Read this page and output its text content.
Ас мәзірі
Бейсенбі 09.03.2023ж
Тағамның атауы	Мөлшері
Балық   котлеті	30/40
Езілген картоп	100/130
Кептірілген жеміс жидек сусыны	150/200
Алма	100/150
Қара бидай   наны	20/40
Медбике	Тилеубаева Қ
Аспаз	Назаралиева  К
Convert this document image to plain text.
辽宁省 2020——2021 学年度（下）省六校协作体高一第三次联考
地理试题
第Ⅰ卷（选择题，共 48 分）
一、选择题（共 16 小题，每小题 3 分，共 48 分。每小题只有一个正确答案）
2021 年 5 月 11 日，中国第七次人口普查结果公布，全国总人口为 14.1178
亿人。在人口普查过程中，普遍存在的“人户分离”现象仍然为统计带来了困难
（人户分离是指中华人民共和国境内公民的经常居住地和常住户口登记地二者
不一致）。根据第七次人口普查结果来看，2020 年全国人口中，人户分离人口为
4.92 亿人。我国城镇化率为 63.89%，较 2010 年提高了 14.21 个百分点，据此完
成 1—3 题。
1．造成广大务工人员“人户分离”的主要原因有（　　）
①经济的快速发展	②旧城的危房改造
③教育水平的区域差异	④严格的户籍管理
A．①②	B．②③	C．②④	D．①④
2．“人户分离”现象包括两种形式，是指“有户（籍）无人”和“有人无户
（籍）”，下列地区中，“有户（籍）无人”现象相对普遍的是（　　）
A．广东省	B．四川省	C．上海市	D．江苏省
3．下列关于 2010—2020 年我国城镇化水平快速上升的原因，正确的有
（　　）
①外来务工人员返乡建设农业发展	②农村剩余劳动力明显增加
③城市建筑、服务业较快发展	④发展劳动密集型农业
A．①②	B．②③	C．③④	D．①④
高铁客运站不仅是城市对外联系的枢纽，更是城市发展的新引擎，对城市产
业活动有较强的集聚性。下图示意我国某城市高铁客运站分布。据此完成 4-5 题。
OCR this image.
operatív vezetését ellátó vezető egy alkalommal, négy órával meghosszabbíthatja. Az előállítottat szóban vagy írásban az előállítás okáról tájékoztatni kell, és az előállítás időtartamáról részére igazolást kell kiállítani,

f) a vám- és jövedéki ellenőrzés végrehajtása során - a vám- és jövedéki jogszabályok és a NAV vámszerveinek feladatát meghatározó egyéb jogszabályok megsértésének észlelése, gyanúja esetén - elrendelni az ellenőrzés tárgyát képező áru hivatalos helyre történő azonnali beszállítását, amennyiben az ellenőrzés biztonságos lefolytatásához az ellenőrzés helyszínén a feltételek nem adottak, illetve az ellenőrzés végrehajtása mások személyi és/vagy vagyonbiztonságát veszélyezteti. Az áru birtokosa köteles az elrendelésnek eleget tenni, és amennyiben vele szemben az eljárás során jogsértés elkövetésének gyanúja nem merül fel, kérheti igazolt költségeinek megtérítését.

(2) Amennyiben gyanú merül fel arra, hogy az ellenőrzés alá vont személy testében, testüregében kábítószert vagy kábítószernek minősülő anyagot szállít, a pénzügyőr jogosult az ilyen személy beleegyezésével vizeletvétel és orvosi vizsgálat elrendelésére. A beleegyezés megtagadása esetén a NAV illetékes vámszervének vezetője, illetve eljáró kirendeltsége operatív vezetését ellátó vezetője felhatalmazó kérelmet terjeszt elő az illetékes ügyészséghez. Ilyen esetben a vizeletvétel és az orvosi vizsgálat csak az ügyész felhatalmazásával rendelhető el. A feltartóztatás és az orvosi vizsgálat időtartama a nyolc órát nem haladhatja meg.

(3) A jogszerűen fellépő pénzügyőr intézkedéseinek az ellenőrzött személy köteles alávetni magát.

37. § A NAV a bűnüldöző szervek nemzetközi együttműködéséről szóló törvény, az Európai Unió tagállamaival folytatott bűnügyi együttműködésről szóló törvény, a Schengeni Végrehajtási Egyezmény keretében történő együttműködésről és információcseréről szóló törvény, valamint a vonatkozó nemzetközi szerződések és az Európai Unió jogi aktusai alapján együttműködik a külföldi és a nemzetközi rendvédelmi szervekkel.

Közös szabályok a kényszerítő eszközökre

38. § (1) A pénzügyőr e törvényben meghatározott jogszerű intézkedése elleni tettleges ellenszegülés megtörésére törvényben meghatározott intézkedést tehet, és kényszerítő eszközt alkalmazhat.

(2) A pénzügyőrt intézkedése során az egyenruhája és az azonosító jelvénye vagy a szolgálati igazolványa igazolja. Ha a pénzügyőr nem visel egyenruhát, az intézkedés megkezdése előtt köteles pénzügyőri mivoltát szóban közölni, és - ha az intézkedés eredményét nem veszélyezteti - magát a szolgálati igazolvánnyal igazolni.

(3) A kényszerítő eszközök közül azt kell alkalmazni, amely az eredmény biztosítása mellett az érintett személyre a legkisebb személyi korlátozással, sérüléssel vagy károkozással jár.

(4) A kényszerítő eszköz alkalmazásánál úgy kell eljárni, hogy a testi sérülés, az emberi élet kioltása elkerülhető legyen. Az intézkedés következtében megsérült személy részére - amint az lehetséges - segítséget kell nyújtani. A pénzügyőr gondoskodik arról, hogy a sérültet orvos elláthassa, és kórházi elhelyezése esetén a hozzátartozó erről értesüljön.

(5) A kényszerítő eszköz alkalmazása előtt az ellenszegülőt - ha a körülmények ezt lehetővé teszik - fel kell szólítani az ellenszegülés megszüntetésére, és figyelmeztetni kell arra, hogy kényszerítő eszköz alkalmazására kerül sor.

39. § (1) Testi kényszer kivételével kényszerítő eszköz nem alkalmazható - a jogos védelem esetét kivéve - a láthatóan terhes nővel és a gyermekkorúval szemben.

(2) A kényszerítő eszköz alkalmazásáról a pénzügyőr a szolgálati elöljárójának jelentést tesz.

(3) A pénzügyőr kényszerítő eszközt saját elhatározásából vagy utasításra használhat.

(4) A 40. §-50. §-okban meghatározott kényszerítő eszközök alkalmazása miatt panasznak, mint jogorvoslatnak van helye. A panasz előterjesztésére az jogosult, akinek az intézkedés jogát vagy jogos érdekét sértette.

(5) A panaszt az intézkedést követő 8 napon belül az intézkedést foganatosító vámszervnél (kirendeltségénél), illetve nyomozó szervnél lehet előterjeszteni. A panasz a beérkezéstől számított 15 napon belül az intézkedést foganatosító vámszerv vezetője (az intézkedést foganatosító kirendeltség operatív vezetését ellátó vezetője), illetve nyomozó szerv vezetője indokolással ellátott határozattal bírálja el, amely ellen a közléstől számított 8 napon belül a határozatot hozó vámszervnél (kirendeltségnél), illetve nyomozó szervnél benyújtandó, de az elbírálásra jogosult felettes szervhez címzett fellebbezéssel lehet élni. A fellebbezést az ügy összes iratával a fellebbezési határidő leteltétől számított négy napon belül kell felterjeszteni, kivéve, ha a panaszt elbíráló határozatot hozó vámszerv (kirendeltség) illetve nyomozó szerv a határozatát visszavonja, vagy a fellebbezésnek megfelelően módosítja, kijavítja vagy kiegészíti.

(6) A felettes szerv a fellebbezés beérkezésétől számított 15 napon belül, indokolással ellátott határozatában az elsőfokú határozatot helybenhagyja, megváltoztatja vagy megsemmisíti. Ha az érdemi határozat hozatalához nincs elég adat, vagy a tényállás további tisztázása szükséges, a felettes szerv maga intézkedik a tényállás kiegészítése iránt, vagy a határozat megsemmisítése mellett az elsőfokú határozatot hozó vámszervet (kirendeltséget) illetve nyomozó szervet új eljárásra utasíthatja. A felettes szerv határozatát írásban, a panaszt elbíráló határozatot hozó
☆ ☆ ☆ ☆ ☆
Each line of the material must be restated exactly.

▶ **Answer to this problem**
Read this page and output its text content.
Ас мәзірі
Бейсенбі 09.03.2023ж
Тағамның атауы	Мөлшері
Балық   котлеті	30/40
Езілген картоп	100/130
Кептірілген жеміс жидек сусыны	150/200
Алма	100/150
Қара бидай   наны	20/40
Медбике	Тилеубаева Қ
Аспаз	Назаралиева  К
Convert this document image to plain text.
辽宁省 2020——2021 学年度（下）省六校协作体高一第三次联考
地理试题
第Ⅰ卷（选择题，共 48 分）
一、选择题（共 16 小题，每小题 3 分，共 48 分。每小题只有一个正确答案）
2021 年 5 月 11 日，中国第七次人口普查结果公布，全国总人口为 14.1178
亿人。在人口普查过程中，普遍存在的“人户分离”现象仍然为统计带来了困难
（人户分离是指中华人民共和国境内公民的经常居住地和常住户口登记地二者
不一致）。根据第七次人口普查结果来看，2020 年全国人口中，人户分离人口为
4.92 亿人。我国城镇化率为 63.89%，较 2010 年提高了 14.21 个百分点，据此完
成 1—3 题。
1．造成广大务工人员“人户分离”的主要原因有（　　）
①经济的快速发展	②旧城的危房改造
③教育水平的区域差异	④严格的户籍管理
A．①②	B．②③	C．②④	D．①④
2．“人户分离”现象包括两种形式，是指“有户（籍）无人”和“有人无户
（籍）”，下列地区中，“有户（籍）无人”现象相对普遍的是（　　）
A．广东省	B．四川省	C．上海市	D．江苏省
3．下列关于 2010—2020 年我国城镇化水平快速上升的原因，正确的有
（　　）
①外来务工人员返乡建设农业发展	②农村剩余劳动力明显增加
③城市建筑、服务业较快发展	④发展劳动密集型农业
A．①②	B．②③	C．③④	D．①④
高铁客运站不仅是城市对外联系的枢纽，更是城市发展的新引擎，对城市产
业活动有较强的集聚性。下图示意我国某城市高铁客运站分布。据此完成 4-5 题。
OCR this image.
operatív vezetését ellátó vezető egy alkalommal, négy órával meghosszabbíthatja. Az előállítottat szóban vagy írásban az előállítás okáról tájékoztatni kell, és az előállítás időtartamáról részére igazolást kell kiállítani,

f) a vám- és jövedéki ellenőrzés végrehajtása során - a vám- és jövedéki jogszabályok és a NAV vámszerveinek feladatát meghatározó egyéb jogszabályok megsértésének észlelése, gyanúja esetén - elrendelni az ellenőrzés tárgyát képező áru hivatalos helyre történő azonnali beszállítását, amennyiben az ellenőrzés biztonságos lefolytatásához az ellenőrzés helyszínén a feltételek nem adottak, illetve az ellenőrzés végrehajtása mások személyi és/vagy vagyonbiztonságát veszélyezteti. Az áru birtokosa köteles az elrendelésnek eleget tenni, és amennyiben vele szemben az eljárás során jogsértés elkövetésének gyanúja nem merül fel, kérheti igazolt költségeinek megtérítését.

(2) Amennyiben gyanú merül fel arra, hogy az ellenőrzés alá vont személy testében, testüregében kábítószert vagy kábítószernek minősülő anyagot szállít, a pénzügyőr jogosult az ilyen személy beleegyezésével vizeletvétel és orvosi vizsgálat elrendelésére. A beleegyezés megtagadása esetén a NAV illetékes vámszervének vezetője, illetve eljáró kirendeltsége operatív vezetését ellátó vezetője felhatalmazó kérelmet terjeszt elő az illetékes ügyészséghez. Ilyen esetben a vizeletvétel és az orvosi vizsgálat csak az ügyész felhatalmazásával rendelhető el. A feltartóztatás és az orvosi vizsgálat időtartama a nyolc órát nem haladhatja meg.

(3) A jogszerűen fellépő pénzügyőr intézkedéseinek az ellenőrzött személy köteles alávetni magát.

37. § A NAV a bűnüldöző szervek nemzetközi együttműködéséről szóló törvény, az Európai Unió tagállamaival folytatott bűnügyi együttműködésről szóló törvény, a Schengeni Végrehajtási Egyezmény keretében történő együttműködésről és információcseréről szóló törvény, valamint a vonatkozó nemzetközi szerződések és az Európai Unió jogi aktusai alapján együttműködik a külföldi és a nemzetközi rendvédelmi szervekkel.

Közös szabályok a kényszerítő eszközökre

38. § (1) A pénzügyőr e törvényben meghatározott jogszerű intézkedése elleni tettleges ellenszegülés megtörésére törvényben meghatározott intézkedést tehet, és kényszerítő eszközt alkalmazhat.

(2) A pénzügyőrt intézkedése során az egyenruhája és az azonosító jelvénye vagy a szolgálati igazolványa igazolja. Ha a pénzügyőr nem visel egyenruhát, az intézkedés megkezdése előtt köteles pénzügyőri mivoltát szóban közölni, és - ha az intézkedés eredményét nem veszélyezteti - magát a szolgálati igazolvánnyal igazolni.

(3) A kényszerítő eszközök közül azt kell alkalmazni, amely az eredmény biztosítása mellett az érintett személyre a legkisebb személyi korlátozással, sérüléssel vagy károkozással jár.

(4) A kényszerítő eszköz alkalmazásánál úgy kell eljárni, hogy a testi sérülés, az emberi élet kioltása elkerülhető legyen. Az intézkedés következtében megsérült személy részére - amint az lehetséges - segítséget kell nyújtani. A pénzügyőr gondoskodik arról, hogy a sérültet orvos elláthassa, és kórházi elhelyezése esetén a hozzátartozó erről értesüljön.

(5) A kényszerítő eszköz alkalmazása előtt az ellenszegülőt - ha a körülmények ezt lehetővé teszik - fel kell szólítani az ellenszegülés megszüntetésére, és figyelmeztetni kell arra, hogy kényszerítő eszköz alkalmazására kerül sor.

39. § (1) Testi kényszer kivételével kényszerítő eszköz nem alkalmazható - a jogos védelem esetét kivéve - a láthatóan terhes nővel és a gyermekkorúval szemben.

(2) A kényszerítő eszköz alkalmazásáról a pénzügyőr a szolgálati elöljárójának jelentést tesz.

(3) A pénzügyőr kényszerítő eszközt saját elhatározásából vagy utasításra használhat.

(4) A 40. §-50. §-okban meghatározott kényszerítő eszközök alkalmazása miatt panasznak, mint jogorvoslatnak van helye. A panasz előterjesztésére az jogosult, akinek az intézkedés jogát vagy jogos érdekét sértette.

(5) A panaszt az intézkedést követő 8 napon belül az intézkedést foganatosító vámszervnél (kirendeltségénél), illetve nyomozó szervnél lehet előterjeszteni. A panasz a beérkezéstől számított 15 napon belül az intézkedést foganatosító vámszerv vezetője (az intézkedést foganatosító kirendeltség operatív vezetését ellátó vezetője), illetve nyomozó szerv vezetője indokolással ellátott határozattal bírálja el, amely ellen a közléstől számított 8 napon belül a határozatot hozó vámszervnél (kirendeltségnél), illetve nyomozó szervnél benyújtandó, de az elbírálásra jogosult felettes szervhez címzett fellebbezéssel lehet élni. A fellebbezést az ügy összes iratával a fellebbezési határidő leteltétől számított négy napon belül kell felterjeszteni, kivéve, ha a panaszt elbíráló határozatot hozó vámszerv (kirendeltség) illetve nyomozó szerv a határozatát visszavonja, vagy a fellebbezésnek megfelelően módosítja, kijavítja vagy kiegészíti.

(6) A felettes szerv a fellebbezés beérkezésétől számított 15 napon belül, indokolással ellátott határozatában az elsőfokú határozatot helybenhagyja, megváltoztatja vagy megsemmisíti. Ha az érdemi határozat hozatalához nincs elég adat, vagy a tényállás további tisztázása szükséges, a felettes szerv maga intézkedik a tényállás kiegészítése iránt, vagy a határozat megsemmisítése mellett az elsőfokú határozatot hozó vámszervet (kirendeltséget) illetve nyomozó szervet új eljárásra utasíthatja. A felettes szerv határozatát írásban, a panaszt elbíráló határozatot hozó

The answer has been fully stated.